Copy every line of the following data that includes the string "caption".

[Start Supplied data]

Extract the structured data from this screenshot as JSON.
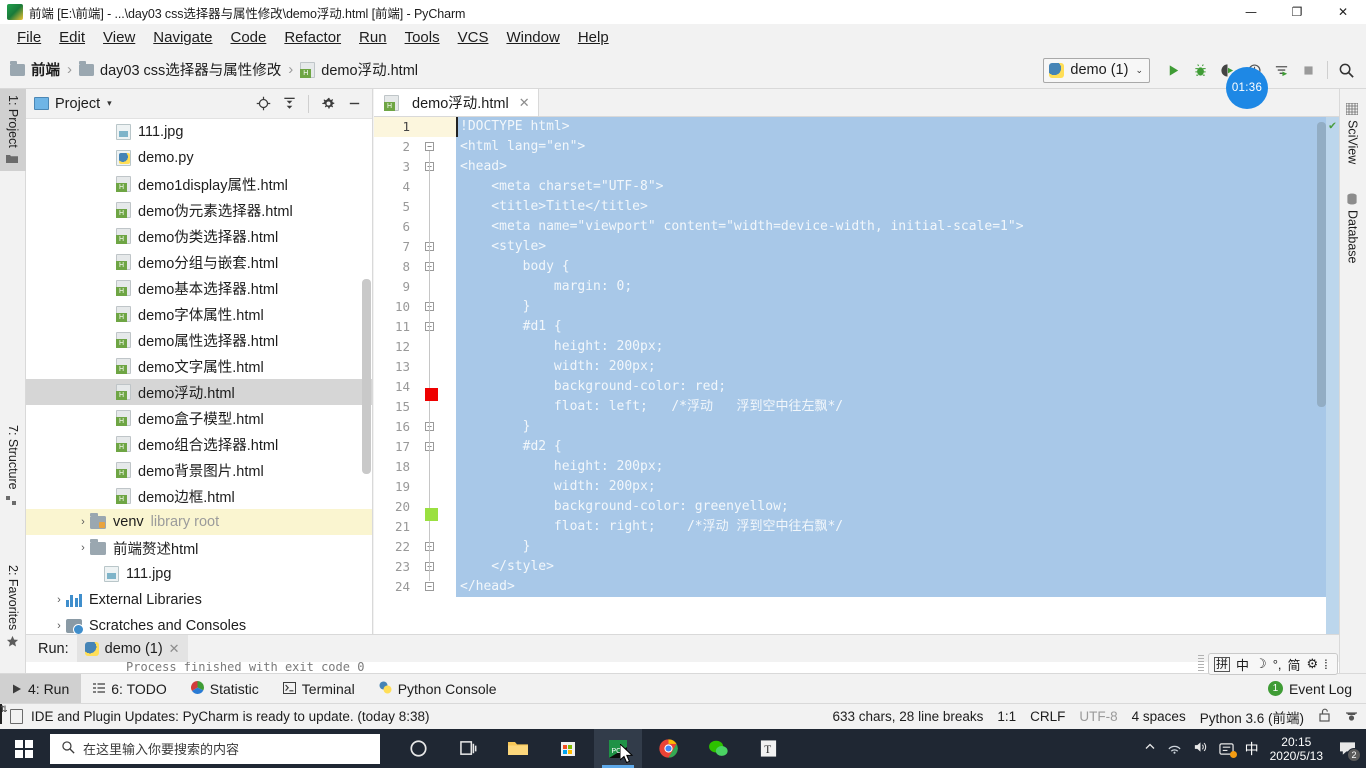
{
  "window": {
    "title": "前端 [E:\\前端] - ...\\day03 css选择器与属性修改\\demo浮动.html [前端] - PyCharm",
    "app_icon": "pycharm-icon",
    "minimize": "—",
    "maximize": "❐",
    "close": "✕"
  },
  "menu": {
    "items": [
      {
        "label": "File"
      },
      {
        "label": "Edit"
      },
      {
        "label": "View"
      },
      {
        "label": "Navigate"
      },
      {
        "label": "Code"
      },
      {
        "label": "Refactor"
      },
      {
        "label": "Run"
      },
      {
        "label": "Tools"
      },
      {
        "label": "VCS"
      },
      {
        "label": "Window"
      },
      {
        "label": "Help"
      }
    ]
  },
  "breadcrumb": {
    "items": [
      {
        "label": "前端",
        "icon": "folder-icon"
      },
      {
        "label": "day03 css选择器与属性修改",
        "icon": "folder-icon"
      },
      {
        "label": "demo浮动.html",
        "icon": "html-file-icon"
      }
    ],
    "separator": "›"
  },
  "toolbar": {
    "run_config": "demo (1)",
    "run_config_caret": "⌄",
    "buttons": [
      "run-icon",
      "debug-icon",
      "coverage-icon",
      "profile-icon",
      "attach-icon",
      "stop-icon",
      "search-everywhere-icon"
    ],
    "timer_badge": "01:36"
  },
  "left_stripe": {
    "items": [
      {
        "label": "1: Project",
        "active": true
      },
      {
        "label": "7: Structure",
        "active": false
      },
      {
        "label": "2: Favorites",
        "active": false
      }
    ]
  },
  "right_stripe": {
    "items": [
      {
        "label": "SciView"
      },
      {
        "label": "Database"
      }
    ]
  },
  "project_panel": {
    "title": "Project",
    "caret": "▾",
    "actions": [
      "locate-icon",
      "collapse-all-icon",
      "settings-icon",
      "hide-icon"
    ],
    "tree": [
      {
        "label": "111.jpg",
        "icon": "image-file-icon",
        "indent": 3,
        "arrow": "",
        "state": "normal"
      },
      {
        "label": "demo.py",
        "icon": "python-file-icon",
        "indent": 3,
        "arrow": "",
        "state": "normal"
      },
      {
        "label": "demo1display属性.html",
        "icon": "html-file-icon",
        "indent": 3,
        "arrow": "",
        "state": "normal"
      },
      {
        "label": "demo伪元素选择器.html",
        "icon": "html-file-icon",
        "indent": 3,
        "arrow": "",
        "state": "normal"
      },
      {
        "label": "demo伪类选择器.html",
        "icon": "html-file-icon",
        "indent": 3,
        "arrow": "",
        "state": "normal"
      },
      {
        "label": "demo分组与嵌套.html",
        "icon": "html-file-icon",
        "indent": 3,
        "arrow": "",
        "state": "normal"
      },
      {
        "label": "demo基本选择器.html",
        "icon": "html-file-icon",
        "indent": 3,
        "arrow": "",
        "state": "normal"
      },
      {
        "label": "demo字体属性.html",
        "icon": "html-file-icon",
        "indent": 3,
        "arrow": "",
        "state": "normal"
      },
      {
        "label": "demo属性选择器.html",
        "icon": "html-file-icon",
        "indent": 3,
        "arrow": "",
        "state": "normal"
      },
      {
        "label": "demo文字属性.html",
        "icon": "html-file-icon",
        "indent": 3,
        "arrow": "",
        "state": "normal"
      },
      {
        "label": "demo浮动.html",
        "icon": "html-file-icon",
        "indent": 3,
        "arrow": "",
        "state": "selected"
      },
      {
        "label": "demo盒子模型.html",
        "icon": "html-file-icon",
        "indent": 3,
        "arrow": "",
        "state": "normal"
      },
      {
        "label": "demo组合选择器.html",
        "icon": "html-file-icon",
        "indent": 3,
        "arrow": "",
        "state": "normal"
      },
      {
        "label": "demo背景图片.html",
        "icon": "html-file-icon",
        "indent": 3,
        "arrow": "",
        "state": "normal"
      },
      {
        "label": "demo边框.html",
        "icon": "html-file-icon",
        "indent": 3,
        "arrow": "",
        "state": "normal"
      },
      {
        "label": "venv",
        "suffix": "library root",
        "icon": "folder-src-icon",
        "indent": 2,
        "arrow": "›",
        "state": "highlight"
      },
      {
        "label": "前端赘述html",
        "icon": "folder-icon",
        "indent": 2,
        "arrow": "›",
        "state": "normal"
      },
      {
        "label": "111.jpg",
        "icon": "image-file-icon",
        "indent": 3,
        "arrow": "",
        "state": "normal"
      },
      {
        "label": "External Libraries",
        "icon": "library-icon",
        "indent": 1,
        "arrow": "›",
        "state": "normal"
      },
      {
        "label": "Scratches and Consoles",
        "icon": "scratches-icon",
        "indent": 1,
        "arrow": "›",
        "state": "normal"
      }
    ]
  },
  "editor": {
    "tab": {
      "label": "demo浮动.html",
      "icon": "html-file-icon",
      "close": "✕"
    },
    "current_line": 1,
    "gutter_swatches": [
      {
        "line": 14,
        "color": "#ee0000"
      },
      {
        "line": 20,
        "color": "#9ae040"
      }
    ],
    "inspection_status": "✔",
    "lines": [
      {
        "n": 1,
        "text": "!DOCTYPE html>",
        "fold": ""
      },
      {
        "n": 2,
        "text": "<html lang=\"en\">",
        "fold": "−"
      },
      {
        "n": 3,
        "text": "<head>",
        "fold": "−"
      },
      {
        "n": 4,
        "text": "    <meta charset=\"UTF-8\">",
        "fold": ""
      },
      {
        "n": 5,
        "text": "    <title>Title</title>",
        "fold": ""
      },
      {
        "n": 6,
        "text": "    <meta name=\"viewport\" content=\"width=device-width, initial-scale=1\">",
        "fold": ""
      },
      {
        "n": 7,
        "text": "    <style>",
        "fold": "−"
      },
      {
        "n": 8,
        "text": "        body {",
        "fold": "−"
      },
      {
        "n": 9,
        "text": "            margin: 0;",
        "fold": ""
      },
      {
        "n": 10,
        "text": "        }",
        "fold": "−"
      },
      {
        "n": 11,
        "text": "        #d1 {",
        "fold": "−"
      },
      {
        "n": 12,
        "text": "            height: 200px;",
        "fold": ""
      },
      {
        "n": 13,
        "text": "            width: 200px;",
        "fold": ""
      },
      {
        "n": 14,
        "text": "            background-color: red;",
        "fold": ""
      },
      {
        "n": 15,
        "text": "            float: left;   /*浮动   浮到空中往左飘*/",
        "fold": ""
      },
      {
        "n": 16,
        "text": "        }",
        "fold": "−"
      },
      {
        "n": 17,
        "text": "        #d2 {",
        "fold": "−"
      },
      {
        "n": 18,
        "text": "            height: 200px;",
        "fold": ""
      },
      {
        "n": 19,
        "text": "            width: 200px;",
        "fold": ""
      },
      {
        "n": 20,
        "text": "            background-color: greenyellow;",
        "fold": ""
      },
      {
        "n": 21,
        "text": "            float: right;    /*浮动 浮到空中往右飘*/",
        "fold": ""
      },
      {
        "n": 22,
        "text": "        }",
        "fold": "−"
      },
      {
        "n": 23,
        "text": "    </style>",
        "fold": "−"
      },
      {
        "n": 24,
        "text": "</head>",
        "fold": "−"
      }
    ]
  },
  "run_window": {
    "label": "Run:",
    "tab": "demo (1)",
    "tab_close": "✕",
    "console_text": "Process finished with exit code 0"
  },
  "bottom_stripe": {
    "items": [
      {
        "label": "4: Run",
        "icon": "run-small-icon",
        "active": true
      },
      {
        "label": "6: TODO",
        "icon": "todo-icon",
        "active": false
      },
      {
        "label": "Statistic",
        "icon": "statistic-icon",
        "active": false
      },
      {
        "label": "Terminal",
        "icon": "terminal-icon",
        "active": false
      },
      {
        "label": "Python Console",
        "icon": "python-icon",
        "active": false
      }
    ],
    "event_log": {
      "label": "Event Log",
      "count": "1"
    }
  },
  "ime_bar": {
    "items": [
      "拼",
      "中",
      "☽",
      "°,",
      "简",
      "⚙",
      "⁞"
    ]
  },
  "statusbar": {
    "message": "IDE and Plugin Updates: PyCharm is ready to update. (today 8:38)",
    "chars": "633 chars, 28 line breaks",
    "caret_pos": "1:1",
    "line_sep": "CRLF",
    "encoding": "UTF-8",
    "indent": "4 spaces",
    "interpreter": "Python 3.6 (前端)",
    "lock_icon": "unlock-icon",
    "hector_icon": "hector-icon"
  },
  "taskbar": {
    "search_placeholder": "在这里输入你要搜索的内容",
    "apps": [
      {
        "name": "cortana-icon"
      },
      {
        "name": "task-view-icon"
      },
      {
        "name": "file-explorer-icon"
      },
      {
        "name": "microsoft-store-icon"
      },
      {
        "name": "pycharm-icon"
      },
      {
        "name": "chrome-icon"
      },
      {
        "name": "wechat-icon"
      },
      {
        "name": "typora-icon"
      }
    ],
    "tray": [
      "chevron-up-icon",
      "network-icon",
      "volume-icon",
      "input-method-icon",
      "中"
    ],
    "time": "20:15",
    "date": "2020/5/13",
    "notification_count": "2"
  }
}
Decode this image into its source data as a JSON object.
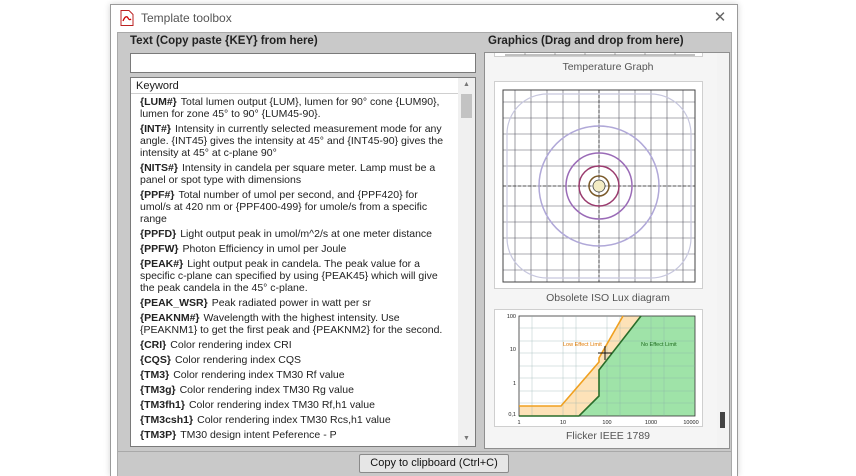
{
  "window": {
    "title": "Template toolbox",
    "close_glyph": "✕",
    "app_icon": "pdf-document-icon"
  },
  "left_panel": {
    "header": "Text (Copy paste {KEY} from here)",
    "search_value": "",
    "list_header": "Keyword",
    "items": [
      {
        "key": "{LUM#}",
        "desc": "Total lumen output {LUM}, lumen for 90° cone {LUM90}, lumen for zone 45° to 90° {LUM45-90}."
      },
      {
        "key": "{INT#}",
        "desc": "Intensity in currently selected measurement mode for any angle. {INT45} gives the intensity at 45° and {INT45-90} gives the intensity at 45° at c-plane 90°"
      },
      {
        "key": "{NITS#}",
        "desc": "Intensity in candela per square meter. Lamp must be a panel or spot type with dimensions"
      },
      {
        "key": "{PPF#}",
        "desc": "Total number of umol per second, and {PPF420} for umol/s at 420 nm or {PPF400-499} for umole/s from a specific range"
      },
      {
        "key": "{PPFD}",
        "desc": "Light output peak in umol/m^2/s at one meter distance"
      },
      {
        "key": "{PPFW}",
        "desc": "Photon Efficiency in umol per Joule"
      },
      {
        "key": "{PEAK#}",
        "desc": "Light output peak in candela. The peak value for a specific c-plane can specified by using {PEAK45} which will give the peak candela in the 45° c-plane."
      },
      {
        "key": "{PEAK_WSR}",
        "desc": "Peak radiated power in watt per sr"
      },
      {
        "key": "{PEAKNM#}",
        "desc": "Wavelength with the highest intensity. Use {PEAKNM1} to get the first peak and {PEAKNM2} for the second."
      },
      {
        "key": "{CRI}",
        "desc": "Color rendering index CRI"
      },
      {
        "key": "{CQS}",
        "desc": "Color rendering index CQS"
      },
      {
        "key": "{TM3}",
        "desc": "Color rendering index TM30 Rf value"
      },
      {
        "key": "{TM3g}",
        "desc": "Color rendering index TM30 Rg value"
      },
      {
        "key": "{TM3fh1}",
        "desc": "Color rendering index TM30 Rf,h1 value"
      },
      {
        "key": "{TM3csh1}",
        "desc": "Color rendering index TM30 Rcs,h1 value"
      },
      {
        "key": "{TM3P}",
        "desc": "TM30 design intent Peference - P"
      }
    ]
  },
  "right_panel": {
    "header": "Graphics (Drag and drop from here)",
    "graphics": [
      {
        "caption": "Temperature Graph"
      },
      {
        "caption": "Obsolete ISO Lux diagram"
      },
      {
        "caption": "Flicker IEEE 1789",
        "labels": {
          "low": "Low Effect Limit",
          "no": "No Effect Limit"
        },
        "y_ticks": [
          "100",
          "10",
          "1",
          "0,1"
        ],
        "x_ticks": [
          "1",
          "10",
          "100",
          "1000",
          "10000"
        ]
      }
    ]
  },
  "footer": {
    "copy_button": "Copy to clipboard (Ctrl+C)"
  }
}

[End Supplied data]

Result for this exercise →
        "caption": "Temperature Graph"
        "caption": "Obsolete ISO Lux diagram"
        "caption": "Flicker IEEE 1789",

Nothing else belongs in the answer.